**TASK DIRECTIONS:**
Read the records below. Copy each line where the string "text" occurs.
::: DATASET EXCERPTS :::
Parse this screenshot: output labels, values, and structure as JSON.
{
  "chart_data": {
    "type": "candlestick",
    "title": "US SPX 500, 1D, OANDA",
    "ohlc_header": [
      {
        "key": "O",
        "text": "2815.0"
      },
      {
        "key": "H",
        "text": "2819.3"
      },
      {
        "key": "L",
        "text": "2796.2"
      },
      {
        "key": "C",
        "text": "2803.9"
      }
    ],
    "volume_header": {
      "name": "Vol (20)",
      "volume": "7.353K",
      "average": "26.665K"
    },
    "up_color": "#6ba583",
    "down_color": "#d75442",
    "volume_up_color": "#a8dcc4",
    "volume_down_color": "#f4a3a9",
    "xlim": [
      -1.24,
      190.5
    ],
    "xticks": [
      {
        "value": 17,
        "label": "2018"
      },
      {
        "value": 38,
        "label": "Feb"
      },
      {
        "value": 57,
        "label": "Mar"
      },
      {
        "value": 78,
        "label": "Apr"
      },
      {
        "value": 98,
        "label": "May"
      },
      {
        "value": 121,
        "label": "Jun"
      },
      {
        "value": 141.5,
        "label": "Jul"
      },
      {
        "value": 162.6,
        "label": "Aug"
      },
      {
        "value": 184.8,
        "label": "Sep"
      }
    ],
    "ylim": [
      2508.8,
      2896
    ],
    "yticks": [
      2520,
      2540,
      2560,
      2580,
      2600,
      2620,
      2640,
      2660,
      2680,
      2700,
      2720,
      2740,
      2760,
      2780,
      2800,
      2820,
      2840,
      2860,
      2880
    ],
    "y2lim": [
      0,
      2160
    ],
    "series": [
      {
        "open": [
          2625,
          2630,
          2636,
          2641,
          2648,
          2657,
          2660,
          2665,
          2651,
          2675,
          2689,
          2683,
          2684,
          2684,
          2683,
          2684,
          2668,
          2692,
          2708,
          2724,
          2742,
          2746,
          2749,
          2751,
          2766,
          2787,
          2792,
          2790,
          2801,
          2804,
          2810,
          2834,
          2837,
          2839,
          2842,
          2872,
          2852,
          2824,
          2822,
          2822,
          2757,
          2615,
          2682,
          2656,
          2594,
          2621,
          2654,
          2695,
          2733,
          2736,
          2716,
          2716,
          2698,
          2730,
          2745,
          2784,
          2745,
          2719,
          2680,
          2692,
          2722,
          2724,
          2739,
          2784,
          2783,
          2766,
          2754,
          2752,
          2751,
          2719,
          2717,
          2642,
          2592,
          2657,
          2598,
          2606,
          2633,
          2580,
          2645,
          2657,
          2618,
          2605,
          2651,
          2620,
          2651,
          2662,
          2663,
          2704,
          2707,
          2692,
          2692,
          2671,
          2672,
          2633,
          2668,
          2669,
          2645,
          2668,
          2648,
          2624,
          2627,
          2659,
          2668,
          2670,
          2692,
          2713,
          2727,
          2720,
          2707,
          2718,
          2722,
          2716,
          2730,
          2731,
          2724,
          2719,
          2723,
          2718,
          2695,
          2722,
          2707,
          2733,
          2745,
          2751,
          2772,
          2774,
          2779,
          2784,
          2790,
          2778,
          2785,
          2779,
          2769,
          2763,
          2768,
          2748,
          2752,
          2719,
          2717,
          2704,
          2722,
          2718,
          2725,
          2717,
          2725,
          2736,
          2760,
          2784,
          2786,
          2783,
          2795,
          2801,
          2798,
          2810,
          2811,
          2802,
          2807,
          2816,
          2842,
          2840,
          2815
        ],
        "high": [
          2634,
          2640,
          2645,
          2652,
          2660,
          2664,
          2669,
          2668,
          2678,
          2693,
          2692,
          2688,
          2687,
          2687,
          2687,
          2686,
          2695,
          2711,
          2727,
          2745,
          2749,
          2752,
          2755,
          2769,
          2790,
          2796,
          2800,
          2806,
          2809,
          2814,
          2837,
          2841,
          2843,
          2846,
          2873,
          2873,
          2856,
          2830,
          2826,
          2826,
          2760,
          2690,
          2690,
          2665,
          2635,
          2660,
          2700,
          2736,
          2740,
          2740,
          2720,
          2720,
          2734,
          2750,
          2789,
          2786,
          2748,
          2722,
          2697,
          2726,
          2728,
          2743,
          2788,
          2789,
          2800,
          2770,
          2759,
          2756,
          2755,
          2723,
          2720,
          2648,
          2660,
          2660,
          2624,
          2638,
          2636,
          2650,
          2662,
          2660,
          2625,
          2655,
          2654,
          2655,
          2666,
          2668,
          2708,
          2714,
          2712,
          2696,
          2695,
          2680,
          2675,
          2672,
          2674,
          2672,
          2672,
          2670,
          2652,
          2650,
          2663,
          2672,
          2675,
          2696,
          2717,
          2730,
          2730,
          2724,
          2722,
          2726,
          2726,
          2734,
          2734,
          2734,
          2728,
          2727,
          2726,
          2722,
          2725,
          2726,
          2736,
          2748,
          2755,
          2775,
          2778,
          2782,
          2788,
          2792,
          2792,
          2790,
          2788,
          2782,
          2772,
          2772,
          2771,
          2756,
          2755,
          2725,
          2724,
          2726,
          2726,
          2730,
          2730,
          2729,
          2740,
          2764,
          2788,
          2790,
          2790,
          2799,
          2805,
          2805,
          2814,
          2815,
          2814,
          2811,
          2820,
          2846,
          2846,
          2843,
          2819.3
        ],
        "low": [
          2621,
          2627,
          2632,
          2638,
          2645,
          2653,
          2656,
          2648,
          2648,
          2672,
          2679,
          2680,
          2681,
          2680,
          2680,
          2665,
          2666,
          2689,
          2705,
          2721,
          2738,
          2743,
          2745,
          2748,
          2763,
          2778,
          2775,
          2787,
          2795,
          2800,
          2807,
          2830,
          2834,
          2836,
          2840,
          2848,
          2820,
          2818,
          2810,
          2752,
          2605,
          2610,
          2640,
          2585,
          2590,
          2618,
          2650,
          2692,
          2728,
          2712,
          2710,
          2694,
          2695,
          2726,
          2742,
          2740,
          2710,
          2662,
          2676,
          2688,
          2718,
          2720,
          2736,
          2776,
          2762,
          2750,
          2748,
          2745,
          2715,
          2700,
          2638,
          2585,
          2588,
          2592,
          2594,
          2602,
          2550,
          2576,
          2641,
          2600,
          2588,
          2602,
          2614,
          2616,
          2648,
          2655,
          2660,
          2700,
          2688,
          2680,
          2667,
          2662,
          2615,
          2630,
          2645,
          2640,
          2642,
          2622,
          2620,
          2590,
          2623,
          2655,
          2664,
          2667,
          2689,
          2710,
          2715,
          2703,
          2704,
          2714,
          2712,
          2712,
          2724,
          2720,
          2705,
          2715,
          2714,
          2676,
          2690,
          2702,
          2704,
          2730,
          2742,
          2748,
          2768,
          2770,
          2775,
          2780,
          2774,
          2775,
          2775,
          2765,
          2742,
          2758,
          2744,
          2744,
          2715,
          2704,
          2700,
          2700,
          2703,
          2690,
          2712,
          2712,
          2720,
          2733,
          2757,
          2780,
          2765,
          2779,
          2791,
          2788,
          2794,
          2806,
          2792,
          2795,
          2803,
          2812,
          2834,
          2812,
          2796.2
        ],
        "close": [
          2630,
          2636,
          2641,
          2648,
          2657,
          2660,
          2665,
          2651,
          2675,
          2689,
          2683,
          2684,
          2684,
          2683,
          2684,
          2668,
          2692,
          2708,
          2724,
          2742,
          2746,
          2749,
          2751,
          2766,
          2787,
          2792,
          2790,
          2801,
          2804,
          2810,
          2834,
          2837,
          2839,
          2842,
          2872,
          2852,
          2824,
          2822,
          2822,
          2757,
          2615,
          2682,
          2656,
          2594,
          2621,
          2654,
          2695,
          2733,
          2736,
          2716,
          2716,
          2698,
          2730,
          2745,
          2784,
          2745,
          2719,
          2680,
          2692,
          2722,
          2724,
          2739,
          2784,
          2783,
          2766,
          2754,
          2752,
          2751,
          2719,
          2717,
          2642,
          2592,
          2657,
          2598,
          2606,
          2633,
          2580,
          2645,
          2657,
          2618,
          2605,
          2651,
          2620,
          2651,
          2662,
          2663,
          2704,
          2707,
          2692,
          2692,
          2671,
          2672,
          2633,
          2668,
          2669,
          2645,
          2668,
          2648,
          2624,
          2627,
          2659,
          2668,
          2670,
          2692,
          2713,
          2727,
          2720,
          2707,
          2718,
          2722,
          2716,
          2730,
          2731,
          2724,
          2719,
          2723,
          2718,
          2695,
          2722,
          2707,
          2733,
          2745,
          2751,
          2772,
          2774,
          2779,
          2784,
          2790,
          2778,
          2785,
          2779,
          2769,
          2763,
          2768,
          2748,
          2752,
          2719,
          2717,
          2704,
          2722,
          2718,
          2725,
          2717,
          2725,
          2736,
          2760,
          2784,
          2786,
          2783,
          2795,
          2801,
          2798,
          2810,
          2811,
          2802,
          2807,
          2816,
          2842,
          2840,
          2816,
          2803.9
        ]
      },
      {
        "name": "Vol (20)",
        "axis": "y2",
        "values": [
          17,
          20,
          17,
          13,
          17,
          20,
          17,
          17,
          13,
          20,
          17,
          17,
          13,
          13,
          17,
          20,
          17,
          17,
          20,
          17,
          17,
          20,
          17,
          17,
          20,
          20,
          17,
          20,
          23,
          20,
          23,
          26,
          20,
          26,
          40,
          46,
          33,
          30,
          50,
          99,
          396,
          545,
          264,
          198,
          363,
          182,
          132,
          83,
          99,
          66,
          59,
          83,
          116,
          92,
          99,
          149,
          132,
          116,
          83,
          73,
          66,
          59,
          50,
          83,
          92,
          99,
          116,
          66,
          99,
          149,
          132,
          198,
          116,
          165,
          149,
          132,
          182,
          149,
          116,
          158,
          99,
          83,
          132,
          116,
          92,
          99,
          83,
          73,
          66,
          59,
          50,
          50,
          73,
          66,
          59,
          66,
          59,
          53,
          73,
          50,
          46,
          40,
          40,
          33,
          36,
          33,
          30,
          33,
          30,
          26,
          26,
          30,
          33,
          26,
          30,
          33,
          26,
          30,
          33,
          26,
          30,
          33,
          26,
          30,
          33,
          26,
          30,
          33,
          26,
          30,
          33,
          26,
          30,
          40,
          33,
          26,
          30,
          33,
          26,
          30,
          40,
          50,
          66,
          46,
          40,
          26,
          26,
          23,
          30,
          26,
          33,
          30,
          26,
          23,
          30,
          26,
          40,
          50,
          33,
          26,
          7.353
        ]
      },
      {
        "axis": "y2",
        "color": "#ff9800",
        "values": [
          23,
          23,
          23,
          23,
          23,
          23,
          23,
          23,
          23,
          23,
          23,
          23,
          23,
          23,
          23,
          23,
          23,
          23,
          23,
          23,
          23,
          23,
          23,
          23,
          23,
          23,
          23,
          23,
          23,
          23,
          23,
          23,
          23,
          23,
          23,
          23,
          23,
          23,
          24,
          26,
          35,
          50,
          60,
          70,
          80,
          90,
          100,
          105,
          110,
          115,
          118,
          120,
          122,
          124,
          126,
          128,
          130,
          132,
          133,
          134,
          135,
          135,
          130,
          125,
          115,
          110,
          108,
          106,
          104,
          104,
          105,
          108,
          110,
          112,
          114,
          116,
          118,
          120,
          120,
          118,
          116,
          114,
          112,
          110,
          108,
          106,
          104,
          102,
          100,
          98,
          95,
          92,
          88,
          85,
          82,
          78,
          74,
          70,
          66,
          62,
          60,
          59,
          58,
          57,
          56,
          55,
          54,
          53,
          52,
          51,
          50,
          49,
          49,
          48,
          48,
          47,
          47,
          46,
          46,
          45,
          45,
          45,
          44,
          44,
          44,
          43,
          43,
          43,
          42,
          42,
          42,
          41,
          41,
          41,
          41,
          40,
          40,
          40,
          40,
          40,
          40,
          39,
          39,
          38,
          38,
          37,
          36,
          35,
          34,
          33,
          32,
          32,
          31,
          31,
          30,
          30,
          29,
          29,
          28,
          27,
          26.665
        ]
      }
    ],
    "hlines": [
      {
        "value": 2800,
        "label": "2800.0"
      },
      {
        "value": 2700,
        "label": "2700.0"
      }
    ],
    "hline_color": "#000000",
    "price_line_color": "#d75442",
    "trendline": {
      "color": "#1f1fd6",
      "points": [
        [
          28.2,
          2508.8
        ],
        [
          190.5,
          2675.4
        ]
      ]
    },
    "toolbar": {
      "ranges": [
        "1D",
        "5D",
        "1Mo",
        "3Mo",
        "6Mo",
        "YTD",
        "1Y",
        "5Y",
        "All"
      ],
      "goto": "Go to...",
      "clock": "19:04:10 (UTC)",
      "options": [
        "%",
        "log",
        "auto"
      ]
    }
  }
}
:::
**THE RESULT:**
        "text": "2815.0"
        "text": "2819.3"
        "text": "2796.2"
        "text": "2803.9"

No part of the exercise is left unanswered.